• [Exercise]: Render every line of the listing as a Markdown table with the columns "Row" and "Listing line", numbering the rows and skipping blank lines. Leave the pictures out.

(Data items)
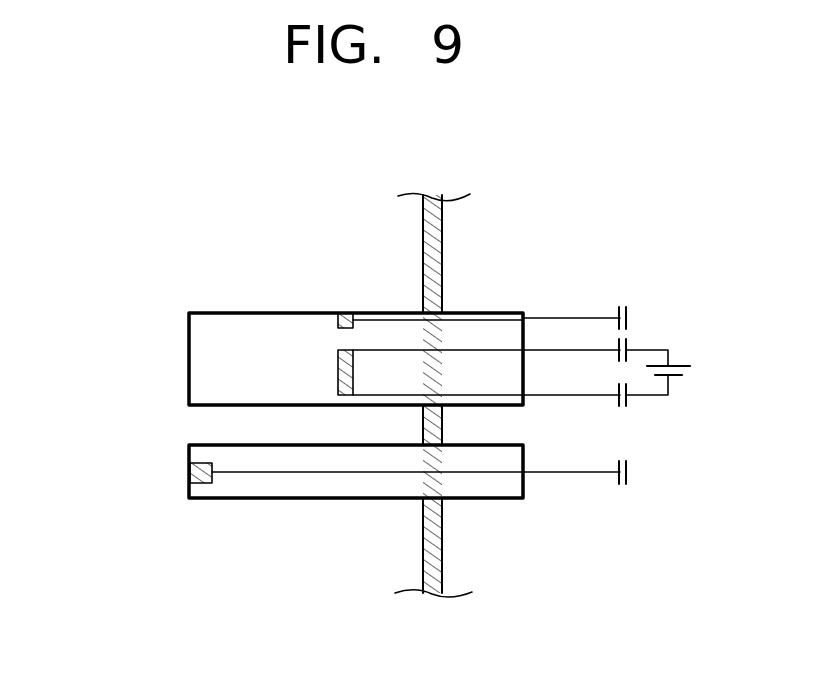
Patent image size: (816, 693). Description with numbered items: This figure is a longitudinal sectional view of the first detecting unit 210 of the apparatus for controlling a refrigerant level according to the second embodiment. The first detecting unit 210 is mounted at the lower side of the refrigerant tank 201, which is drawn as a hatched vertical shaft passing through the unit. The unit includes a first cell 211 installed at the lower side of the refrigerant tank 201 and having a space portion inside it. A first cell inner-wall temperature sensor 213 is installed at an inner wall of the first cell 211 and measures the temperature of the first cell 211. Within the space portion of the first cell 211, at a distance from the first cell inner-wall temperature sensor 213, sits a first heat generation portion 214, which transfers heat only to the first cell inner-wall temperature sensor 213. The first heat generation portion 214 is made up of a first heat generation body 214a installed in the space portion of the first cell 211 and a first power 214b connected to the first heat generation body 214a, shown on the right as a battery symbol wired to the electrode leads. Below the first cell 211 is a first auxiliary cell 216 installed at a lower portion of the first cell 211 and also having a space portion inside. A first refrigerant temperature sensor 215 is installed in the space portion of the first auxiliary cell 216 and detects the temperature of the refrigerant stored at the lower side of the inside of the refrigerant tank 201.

The refrigerant tank 201 is at (445, 228).
The first detecting unit 210 is at (348, 402).
The first cell 211 is at (220, 312).
The first cell inner-wall temperature sensor 213 is at (348, 312).
The first heat generation portion 214 is at (522, 455).
The first heat generation body 214a is at (350, 367).
The first power 214b is at (677, 380).
The first refrigerant temperature sensor 215 is at (188, 468).
The first auxiliary cell 216 is at (312, 498).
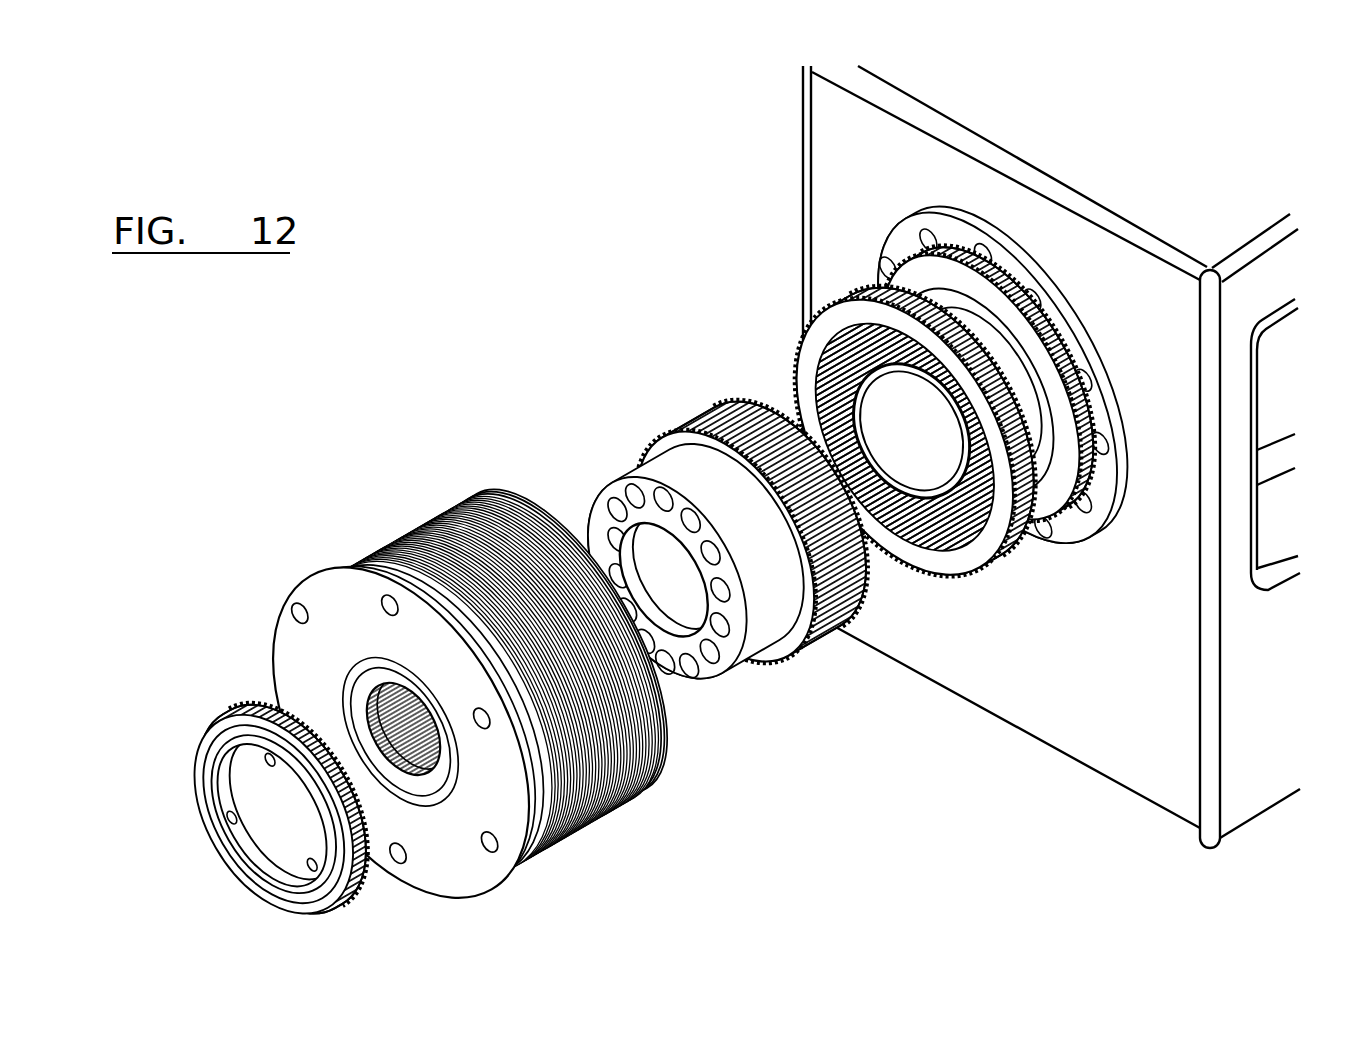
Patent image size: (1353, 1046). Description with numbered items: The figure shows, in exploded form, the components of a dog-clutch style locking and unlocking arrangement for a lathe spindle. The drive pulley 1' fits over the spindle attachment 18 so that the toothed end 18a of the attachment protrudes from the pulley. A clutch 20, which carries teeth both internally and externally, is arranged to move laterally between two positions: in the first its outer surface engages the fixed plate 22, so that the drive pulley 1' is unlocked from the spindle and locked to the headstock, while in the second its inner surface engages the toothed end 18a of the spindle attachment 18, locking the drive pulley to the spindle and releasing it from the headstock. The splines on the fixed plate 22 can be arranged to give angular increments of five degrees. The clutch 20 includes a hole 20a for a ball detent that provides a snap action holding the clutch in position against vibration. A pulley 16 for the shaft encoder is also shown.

The drive pulley 1' is at (467, 674).
The pulley for the shaft encoder 16 is at (247, 713).
The spindle attachment 18 is at (655, 437).
The toothed end of spindle attachment 18a is at (722, 410).
The clutch 20 is at (848, 280).
The hole for ball detent 20a is at (905, 545).
The fixed plate 22 is at (957, 240).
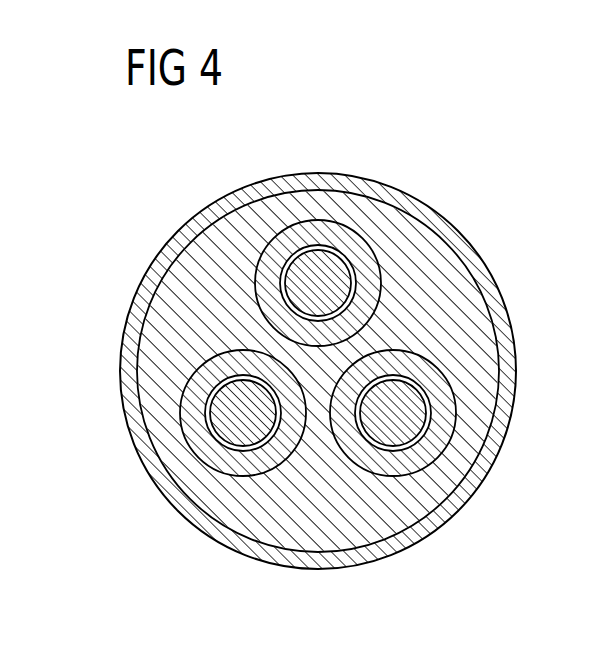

• [Right answer]:
| Row | Listing line |
|---|---|
| 1 | Patent image size: (816, 693). Description with numbered items: This figure is a longitudinal sectional view of the first detecting unit 210 of the apparatus for controlling a refrigerant level according to the second embodiment. The first detecting unit 210 is mounted at the lower side of the refrigerant tank 201, which is drawn as a hatched vertical shaft passing through the unit. The unit includes a first cell 211 installed at the lower side of the refrigerant tank 201 and having a space portion inside it. A first cell inner-wall temperature sensor 213 is installed at an inner wall of the first cell 211 and measures the temperature of the first cell 211. Within the space portion of the first cell 211, at a distance from the first cell inner-wall temperature sensor 213, sits a first heat generation portion 214, which transfers heat only to the first cell inner-wall temperature sensor 213. The first heat generation portion 214 is made up of a first heat generation body 214a installed in the space portion of the first cell 211 and a first power 214b connected to the first heat generation body 214a, shown on the right as a battery symbol wired to the electrode leads. Below the first cell 211 is a first auxiliary cell 216 installed at a lower portion of the first cell 211 and also having a space portion inside. A first refrigerant temperature sensor 215 is installed in the space portion of the first auxiliary cell 216 and detects the temperature of the refrigerant stored at the lower side of the inside of the refrigerant tank 201. |
| 2 | The refrigerant tank 201 is at (445, 228). |
| 3 | The first detecting unit 210 is at (348, 402). |
| 4 | The first cell 211 is at (220, 312). |
| 5 | The first cell inner-wall temperature sensor 213 is at (348, 312). |
| 6 | The first heat generation portion 214 is at (522, 455). |
| 7 | The first heat generation body 214a is at (350, 367). |
| 8 | The first power 214b is at (677, 380). |
| 9 | The first refrigerant temperature sensor 215 is at (188, 468). |
| 10 | The first auxiliary cell 216 is at (312, 498). |
| 11 | Patent image size: (1353, 1046). Description with numbered items: The figure shows, in exploded form, the components of a dog-clutch style locking and unlocking arrangement for a lathe spindle. The drive pulley 1' fits over the spindle attachment 18 so that the toothed end 18a of the attachment protrudes from the pulley. A clutch 20, which carries teeth both internally and externally, is arranged to move laterally between two positions: in the first its outer surface engages the fixed plate 22, so that the drive pulley 1' is unlocked from the spindle and locked to the headstock, while in the second its inner surface engages the toothed end 18a of the spindle attachment 18, locking the drive pulley to the spindle and releasing it from the headstock. The splines on the fixed plate 22 can be arranged to give angular increments of five degrees. The clutch 20 includes a hole 20a for a ball detent that provides a snap action holding the clutch in position against vibration. A pulley 16 for the shaft encoder is also shown. |
| 12 | The drive pulley 1' is at (467, 674). |
| 13 | The pulley for the shaft encoder 16 is at (247, 713). |
| 14 | The spindle attachment 18 is at (655, 437). |
| 15 | The toothed end of spindle attachment 18a is at (722, 410). |
| 16 | The clutch 20 is at (848, 280). |
| 17 | The hole for ball detent 20a is at (905, 545). |
| 18 | The fixed plate 22 is at (957, 240). |